Required task: Find the lines below that contain the string "скатная". Copy each one.

::: Data section

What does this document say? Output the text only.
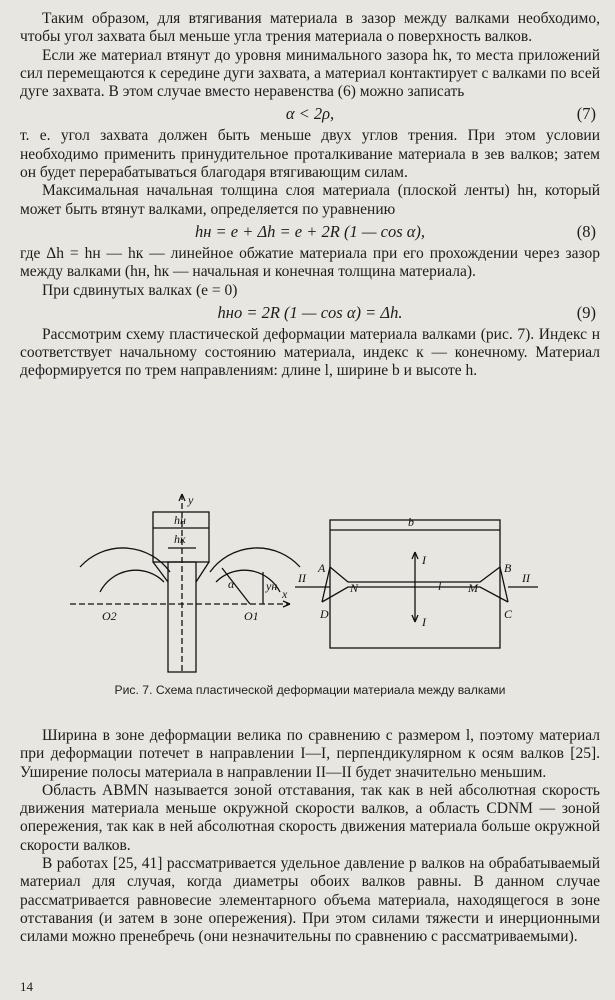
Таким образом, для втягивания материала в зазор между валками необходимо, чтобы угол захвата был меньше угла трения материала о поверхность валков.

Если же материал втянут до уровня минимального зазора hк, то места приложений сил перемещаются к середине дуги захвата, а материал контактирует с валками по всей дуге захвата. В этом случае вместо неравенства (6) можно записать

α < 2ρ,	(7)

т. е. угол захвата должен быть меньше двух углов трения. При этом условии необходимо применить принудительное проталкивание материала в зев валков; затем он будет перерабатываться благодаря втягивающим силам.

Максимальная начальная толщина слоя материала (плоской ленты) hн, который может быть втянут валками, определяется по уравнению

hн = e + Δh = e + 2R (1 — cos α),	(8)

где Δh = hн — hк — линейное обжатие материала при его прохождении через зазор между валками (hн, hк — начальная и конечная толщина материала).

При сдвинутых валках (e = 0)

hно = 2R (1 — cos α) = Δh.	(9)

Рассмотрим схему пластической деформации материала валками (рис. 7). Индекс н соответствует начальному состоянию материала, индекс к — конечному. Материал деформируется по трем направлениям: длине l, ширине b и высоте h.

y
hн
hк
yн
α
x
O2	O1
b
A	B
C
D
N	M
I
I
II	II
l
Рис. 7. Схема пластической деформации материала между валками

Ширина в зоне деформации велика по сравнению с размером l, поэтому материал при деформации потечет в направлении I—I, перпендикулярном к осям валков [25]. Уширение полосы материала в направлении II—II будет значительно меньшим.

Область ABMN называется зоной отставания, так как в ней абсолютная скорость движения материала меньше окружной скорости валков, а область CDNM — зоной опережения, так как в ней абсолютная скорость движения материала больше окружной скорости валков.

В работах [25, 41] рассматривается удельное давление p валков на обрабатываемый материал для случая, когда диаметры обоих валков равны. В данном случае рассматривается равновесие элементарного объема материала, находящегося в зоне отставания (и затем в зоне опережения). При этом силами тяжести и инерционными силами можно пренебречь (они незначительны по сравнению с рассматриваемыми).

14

::::::
::: Data section

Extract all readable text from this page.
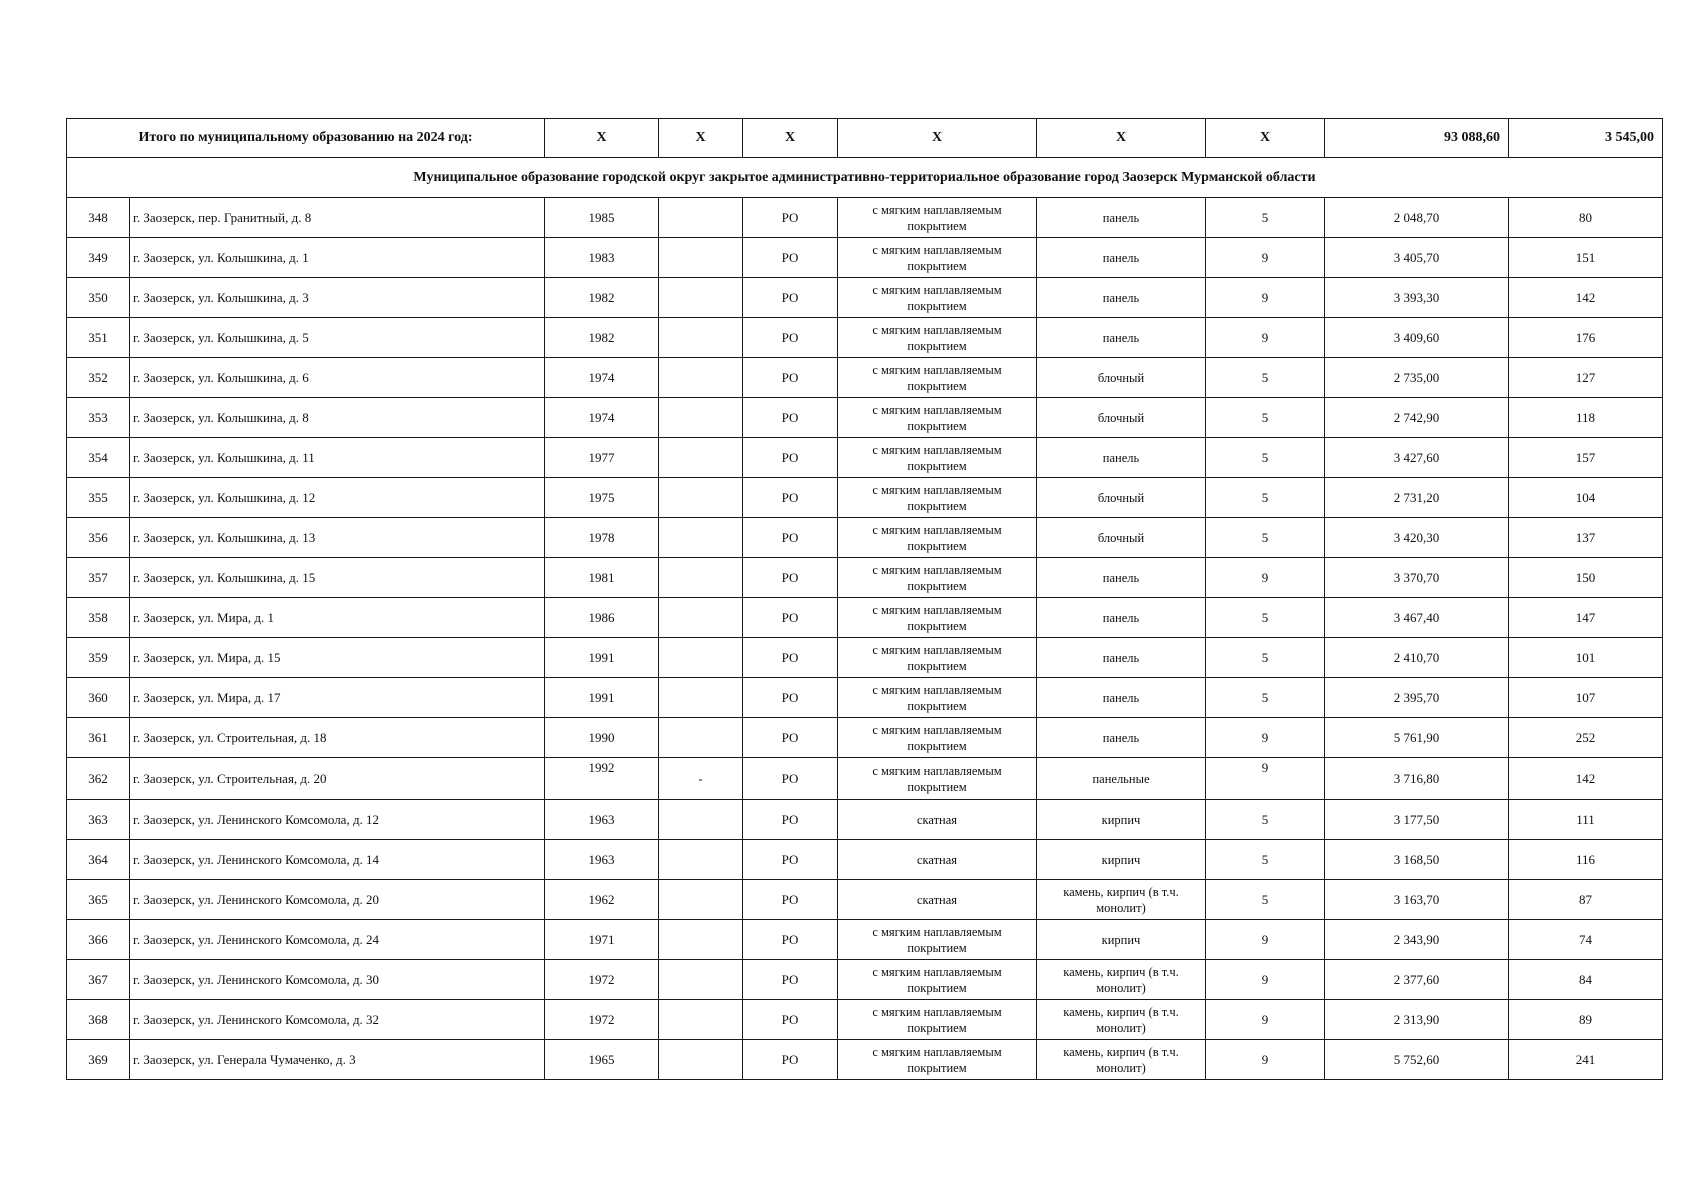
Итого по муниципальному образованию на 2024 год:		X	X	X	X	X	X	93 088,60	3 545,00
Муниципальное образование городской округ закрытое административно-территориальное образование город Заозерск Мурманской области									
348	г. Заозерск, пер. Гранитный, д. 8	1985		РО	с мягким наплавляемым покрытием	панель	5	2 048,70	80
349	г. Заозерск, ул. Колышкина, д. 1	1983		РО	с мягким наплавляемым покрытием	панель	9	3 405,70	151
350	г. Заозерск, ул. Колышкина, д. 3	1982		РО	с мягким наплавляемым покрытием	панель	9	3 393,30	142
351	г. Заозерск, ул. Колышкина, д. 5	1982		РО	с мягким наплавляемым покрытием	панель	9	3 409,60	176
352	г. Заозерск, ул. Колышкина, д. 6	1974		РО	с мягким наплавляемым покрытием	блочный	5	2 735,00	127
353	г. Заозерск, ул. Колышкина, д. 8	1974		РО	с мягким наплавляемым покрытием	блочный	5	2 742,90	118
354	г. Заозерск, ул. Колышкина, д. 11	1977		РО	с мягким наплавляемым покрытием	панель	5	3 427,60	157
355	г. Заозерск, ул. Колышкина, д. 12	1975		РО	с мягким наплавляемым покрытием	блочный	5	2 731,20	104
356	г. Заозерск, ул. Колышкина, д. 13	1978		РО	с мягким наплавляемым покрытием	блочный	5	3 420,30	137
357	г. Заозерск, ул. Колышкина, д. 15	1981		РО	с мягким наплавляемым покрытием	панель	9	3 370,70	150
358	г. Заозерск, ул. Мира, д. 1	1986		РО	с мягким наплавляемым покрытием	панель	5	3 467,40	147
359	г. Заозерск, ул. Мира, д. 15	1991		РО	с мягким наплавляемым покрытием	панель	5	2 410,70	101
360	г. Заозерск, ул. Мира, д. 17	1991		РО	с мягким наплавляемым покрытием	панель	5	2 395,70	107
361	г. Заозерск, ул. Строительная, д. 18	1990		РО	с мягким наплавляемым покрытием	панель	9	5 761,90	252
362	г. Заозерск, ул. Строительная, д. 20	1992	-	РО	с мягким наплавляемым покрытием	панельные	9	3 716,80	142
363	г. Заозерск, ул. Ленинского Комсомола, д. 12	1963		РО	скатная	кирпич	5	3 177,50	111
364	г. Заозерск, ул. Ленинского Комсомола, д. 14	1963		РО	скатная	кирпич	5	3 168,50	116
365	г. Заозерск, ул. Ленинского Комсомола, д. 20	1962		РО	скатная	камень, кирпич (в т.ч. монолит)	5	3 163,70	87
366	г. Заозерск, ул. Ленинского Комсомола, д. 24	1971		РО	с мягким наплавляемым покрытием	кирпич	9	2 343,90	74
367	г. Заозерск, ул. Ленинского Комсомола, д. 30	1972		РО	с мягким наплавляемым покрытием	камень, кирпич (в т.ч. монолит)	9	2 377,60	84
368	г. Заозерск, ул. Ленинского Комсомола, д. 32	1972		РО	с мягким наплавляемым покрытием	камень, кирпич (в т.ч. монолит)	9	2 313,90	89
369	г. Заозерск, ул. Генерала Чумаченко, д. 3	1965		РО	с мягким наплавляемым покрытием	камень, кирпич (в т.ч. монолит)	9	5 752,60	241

::::::
::: Data section

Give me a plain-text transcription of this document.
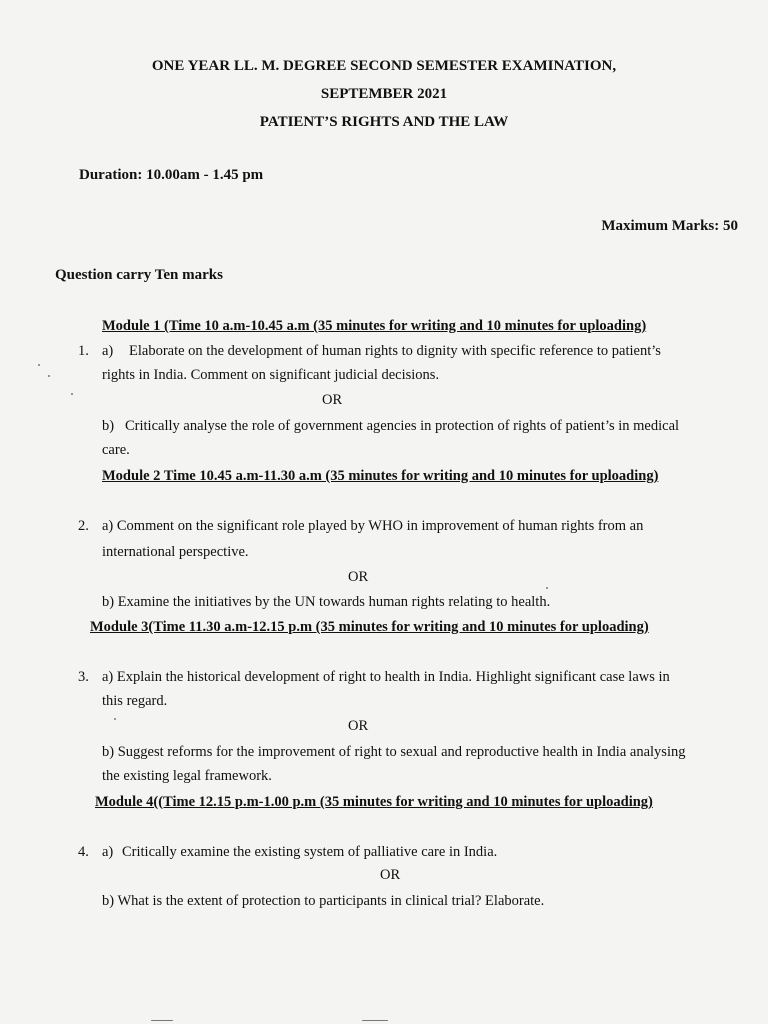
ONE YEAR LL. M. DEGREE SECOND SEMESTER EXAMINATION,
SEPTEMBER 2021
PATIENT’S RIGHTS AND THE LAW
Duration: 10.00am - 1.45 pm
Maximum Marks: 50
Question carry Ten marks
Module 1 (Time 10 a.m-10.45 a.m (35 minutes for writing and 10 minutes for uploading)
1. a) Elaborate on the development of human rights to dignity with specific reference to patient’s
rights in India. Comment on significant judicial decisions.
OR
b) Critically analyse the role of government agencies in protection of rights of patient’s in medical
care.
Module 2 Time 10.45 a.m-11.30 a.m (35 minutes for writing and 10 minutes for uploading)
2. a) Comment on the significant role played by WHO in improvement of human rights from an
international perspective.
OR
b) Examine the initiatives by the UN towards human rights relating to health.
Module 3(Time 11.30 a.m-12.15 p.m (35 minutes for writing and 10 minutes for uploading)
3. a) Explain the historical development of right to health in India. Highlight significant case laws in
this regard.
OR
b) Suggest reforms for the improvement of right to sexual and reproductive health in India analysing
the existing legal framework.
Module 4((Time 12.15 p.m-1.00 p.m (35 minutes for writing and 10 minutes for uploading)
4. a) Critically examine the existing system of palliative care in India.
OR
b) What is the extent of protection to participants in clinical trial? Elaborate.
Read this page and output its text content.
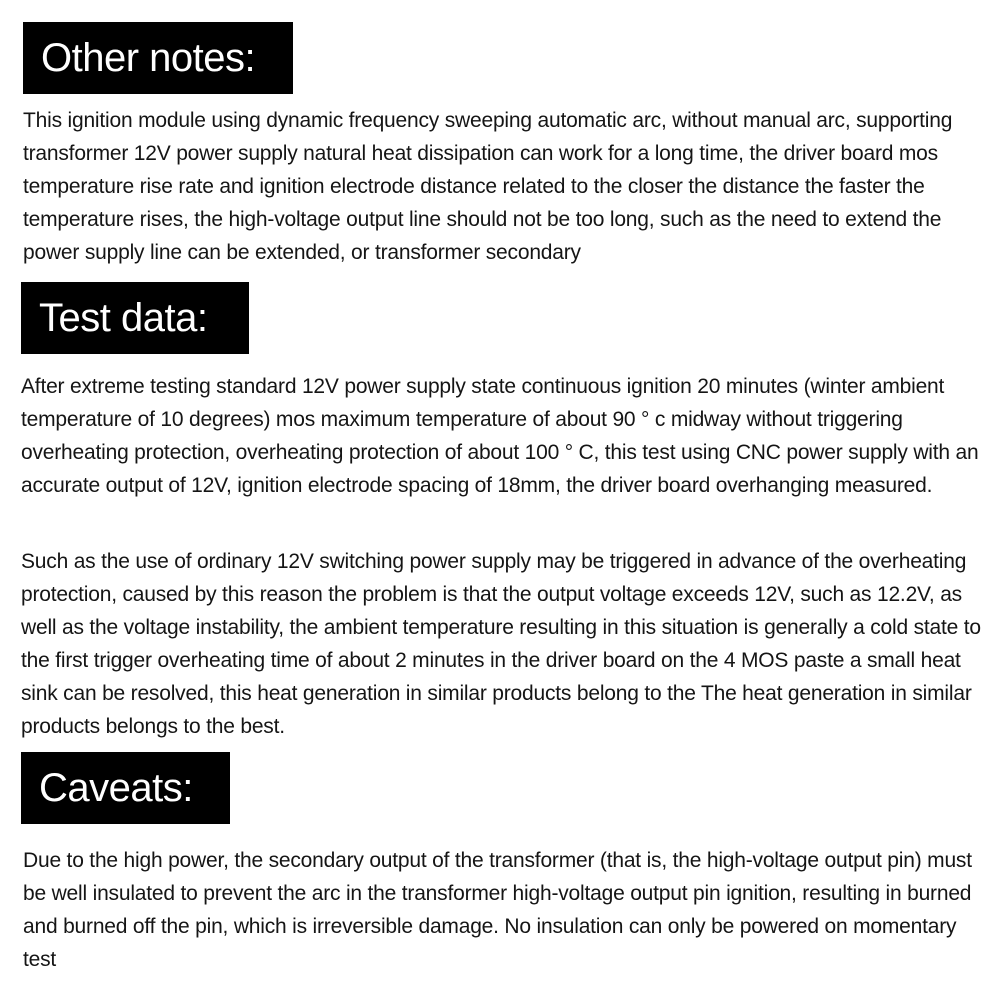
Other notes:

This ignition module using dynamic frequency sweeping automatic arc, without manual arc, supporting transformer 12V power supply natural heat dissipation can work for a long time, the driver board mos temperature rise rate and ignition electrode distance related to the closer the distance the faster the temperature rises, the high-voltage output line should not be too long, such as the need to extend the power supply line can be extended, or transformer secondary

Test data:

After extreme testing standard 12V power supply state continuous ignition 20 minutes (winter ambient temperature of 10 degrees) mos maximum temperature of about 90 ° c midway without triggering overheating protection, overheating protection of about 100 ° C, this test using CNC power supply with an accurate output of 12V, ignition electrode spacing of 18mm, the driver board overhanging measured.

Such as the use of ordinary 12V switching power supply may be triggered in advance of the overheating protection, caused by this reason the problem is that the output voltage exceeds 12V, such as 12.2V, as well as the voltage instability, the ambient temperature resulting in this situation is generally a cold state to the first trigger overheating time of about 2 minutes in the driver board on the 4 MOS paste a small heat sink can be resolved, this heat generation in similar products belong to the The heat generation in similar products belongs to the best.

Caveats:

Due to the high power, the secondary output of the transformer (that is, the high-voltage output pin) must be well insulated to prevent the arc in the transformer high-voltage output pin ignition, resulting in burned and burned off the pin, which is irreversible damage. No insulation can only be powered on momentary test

::::::

Answer:
363	г. Заозерск, ул. Ленинского Комсомола, д. 12	1963		РО	скатная	кирпич	5	3 177,50	111
364	г. Заозерск, ул. Ленинского Комсомола, д. 14	1963		РО	скатная	кирпич	5	3 168,50	116
365	г. Заозерск, ул. Ленинского Комсомола, д. 20	1962		РО	скатная	камень, кирпич (в т.ч. монолит)	5	3 163,70	87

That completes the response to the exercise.